● **Aim of the task**
Search the listing for "регистрируют" and copy every line where it appears.

— START Record excerpts —

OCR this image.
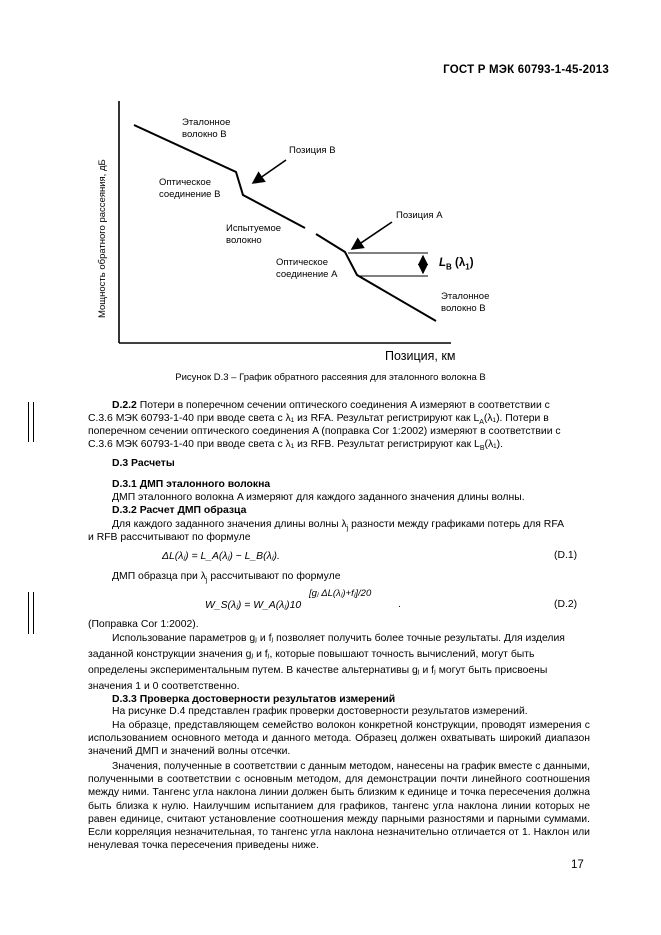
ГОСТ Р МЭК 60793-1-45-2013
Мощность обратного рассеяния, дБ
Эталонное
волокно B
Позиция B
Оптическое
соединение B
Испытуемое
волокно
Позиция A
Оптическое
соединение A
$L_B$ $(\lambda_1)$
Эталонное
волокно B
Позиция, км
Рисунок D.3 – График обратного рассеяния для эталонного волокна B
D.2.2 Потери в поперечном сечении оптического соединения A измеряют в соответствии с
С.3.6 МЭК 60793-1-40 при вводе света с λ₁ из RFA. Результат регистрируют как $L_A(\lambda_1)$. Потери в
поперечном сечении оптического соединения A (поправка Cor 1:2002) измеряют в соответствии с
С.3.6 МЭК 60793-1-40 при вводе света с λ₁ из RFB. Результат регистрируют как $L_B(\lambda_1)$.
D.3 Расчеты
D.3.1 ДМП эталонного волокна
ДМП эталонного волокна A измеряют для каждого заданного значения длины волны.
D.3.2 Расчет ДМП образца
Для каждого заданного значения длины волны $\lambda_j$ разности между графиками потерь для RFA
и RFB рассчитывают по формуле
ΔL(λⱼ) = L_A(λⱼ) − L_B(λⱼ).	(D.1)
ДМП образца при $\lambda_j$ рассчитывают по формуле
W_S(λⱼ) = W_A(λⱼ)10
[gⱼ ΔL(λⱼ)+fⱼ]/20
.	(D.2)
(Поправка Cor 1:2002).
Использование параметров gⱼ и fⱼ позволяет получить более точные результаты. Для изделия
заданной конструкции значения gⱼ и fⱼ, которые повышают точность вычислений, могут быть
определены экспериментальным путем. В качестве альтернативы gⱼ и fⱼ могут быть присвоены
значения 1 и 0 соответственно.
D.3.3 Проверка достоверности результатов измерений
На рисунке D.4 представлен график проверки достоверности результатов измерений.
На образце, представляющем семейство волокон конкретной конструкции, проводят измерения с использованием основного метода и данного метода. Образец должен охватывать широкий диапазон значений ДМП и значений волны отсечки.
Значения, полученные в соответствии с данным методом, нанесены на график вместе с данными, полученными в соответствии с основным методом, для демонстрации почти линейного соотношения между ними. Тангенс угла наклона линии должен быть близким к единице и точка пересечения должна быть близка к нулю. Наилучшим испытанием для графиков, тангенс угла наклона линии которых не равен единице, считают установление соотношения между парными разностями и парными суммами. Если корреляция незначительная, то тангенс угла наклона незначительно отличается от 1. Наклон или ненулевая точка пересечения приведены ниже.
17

— END Record excerpts —

● **Reply**
С.3.6 МЭК 60793-1-40 при вводе света с λ₁ из RFA. Результат регистрируют как $L_A(\lambda_1)$. Потери в
С.3.6 МЭК 60793-1-40 при вводе света с λ₁ из RFB. Результат регистрируют как $L_B(\lambda_1)$.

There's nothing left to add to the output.